Work required:
Pull each line containing "Rechnung" out of the data and copy it.

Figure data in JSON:
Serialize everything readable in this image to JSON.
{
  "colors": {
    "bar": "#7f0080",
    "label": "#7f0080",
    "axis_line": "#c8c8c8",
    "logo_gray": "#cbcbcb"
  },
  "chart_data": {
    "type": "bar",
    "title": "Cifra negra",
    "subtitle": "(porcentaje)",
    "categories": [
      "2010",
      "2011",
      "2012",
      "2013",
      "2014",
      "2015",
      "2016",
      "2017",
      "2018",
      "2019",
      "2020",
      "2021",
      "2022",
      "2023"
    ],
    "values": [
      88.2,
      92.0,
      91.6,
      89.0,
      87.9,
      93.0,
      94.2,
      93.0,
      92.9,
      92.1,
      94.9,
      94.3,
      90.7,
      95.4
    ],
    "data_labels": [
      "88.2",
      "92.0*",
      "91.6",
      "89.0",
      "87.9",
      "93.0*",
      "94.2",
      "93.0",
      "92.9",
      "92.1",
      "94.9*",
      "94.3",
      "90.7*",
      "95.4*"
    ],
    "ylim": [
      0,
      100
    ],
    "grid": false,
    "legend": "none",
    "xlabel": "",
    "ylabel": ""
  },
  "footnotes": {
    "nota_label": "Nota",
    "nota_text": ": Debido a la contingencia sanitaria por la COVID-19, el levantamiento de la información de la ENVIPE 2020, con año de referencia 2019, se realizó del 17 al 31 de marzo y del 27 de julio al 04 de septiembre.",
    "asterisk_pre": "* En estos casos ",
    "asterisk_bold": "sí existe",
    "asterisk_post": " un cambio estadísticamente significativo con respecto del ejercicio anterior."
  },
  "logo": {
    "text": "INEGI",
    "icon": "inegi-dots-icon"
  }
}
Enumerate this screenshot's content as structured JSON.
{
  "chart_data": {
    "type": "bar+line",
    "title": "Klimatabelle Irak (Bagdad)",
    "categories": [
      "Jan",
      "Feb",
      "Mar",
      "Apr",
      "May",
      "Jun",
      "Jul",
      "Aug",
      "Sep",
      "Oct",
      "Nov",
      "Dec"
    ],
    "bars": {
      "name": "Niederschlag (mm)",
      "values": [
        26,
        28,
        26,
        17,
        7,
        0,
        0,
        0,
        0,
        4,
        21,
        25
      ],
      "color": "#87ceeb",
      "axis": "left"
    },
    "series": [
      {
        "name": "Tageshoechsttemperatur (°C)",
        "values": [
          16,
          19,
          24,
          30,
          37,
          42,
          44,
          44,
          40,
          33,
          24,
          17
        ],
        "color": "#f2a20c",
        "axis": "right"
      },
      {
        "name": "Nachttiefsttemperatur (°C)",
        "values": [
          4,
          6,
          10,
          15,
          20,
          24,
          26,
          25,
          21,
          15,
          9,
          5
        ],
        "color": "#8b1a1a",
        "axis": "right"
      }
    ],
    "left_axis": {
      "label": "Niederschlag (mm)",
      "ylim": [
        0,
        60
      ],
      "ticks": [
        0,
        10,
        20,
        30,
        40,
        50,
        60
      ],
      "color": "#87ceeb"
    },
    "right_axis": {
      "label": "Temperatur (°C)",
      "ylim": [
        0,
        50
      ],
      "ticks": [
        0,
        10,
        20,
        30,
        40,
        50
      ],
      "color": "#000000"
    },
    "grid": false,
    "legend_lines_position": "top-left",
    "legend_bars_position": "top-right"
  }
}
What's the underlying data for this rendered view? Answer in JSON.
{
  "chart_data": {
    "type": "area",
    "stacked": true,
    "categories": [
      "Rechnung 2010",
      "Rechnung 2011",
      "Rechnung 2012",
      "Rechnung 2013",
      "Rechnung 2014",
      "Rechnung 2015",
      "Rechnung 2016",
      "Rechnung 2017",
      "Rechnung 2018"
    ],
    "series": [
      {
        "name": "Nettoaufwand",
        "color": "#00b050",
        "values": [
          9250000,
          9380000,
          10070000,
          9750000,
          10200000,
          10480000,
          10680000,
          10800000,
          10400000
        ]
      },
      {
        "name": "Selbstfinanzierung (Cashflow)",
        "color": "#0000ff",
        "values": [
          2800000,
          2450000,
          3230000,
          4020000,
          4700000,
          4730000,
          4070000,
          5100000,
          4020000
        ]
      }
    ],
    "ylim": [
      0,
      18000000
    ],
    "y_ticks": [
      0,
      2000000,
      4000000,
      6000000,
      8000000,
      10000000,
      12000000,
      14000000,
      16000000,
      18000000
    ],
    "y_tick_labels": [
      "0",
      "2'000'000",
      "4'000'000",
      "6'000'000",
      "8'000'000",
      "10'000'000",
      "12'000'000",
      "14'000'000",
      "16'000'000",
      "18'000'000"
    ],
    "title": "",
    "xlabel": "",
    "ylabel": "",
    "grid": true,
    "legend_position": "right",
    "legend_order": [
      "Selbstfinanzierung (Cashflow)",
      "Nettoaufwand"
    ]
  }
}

Solution below:
      "Rechnung 2010",
      "Rechnung 2011",
      "Rechnung 2012",
      "Rechnung 2013",
      "Rechnung 2014",
      "Rechnung 2015",
      "Rechnung 2016",
      "Rechnung 2017",
      "Rechnung 2018"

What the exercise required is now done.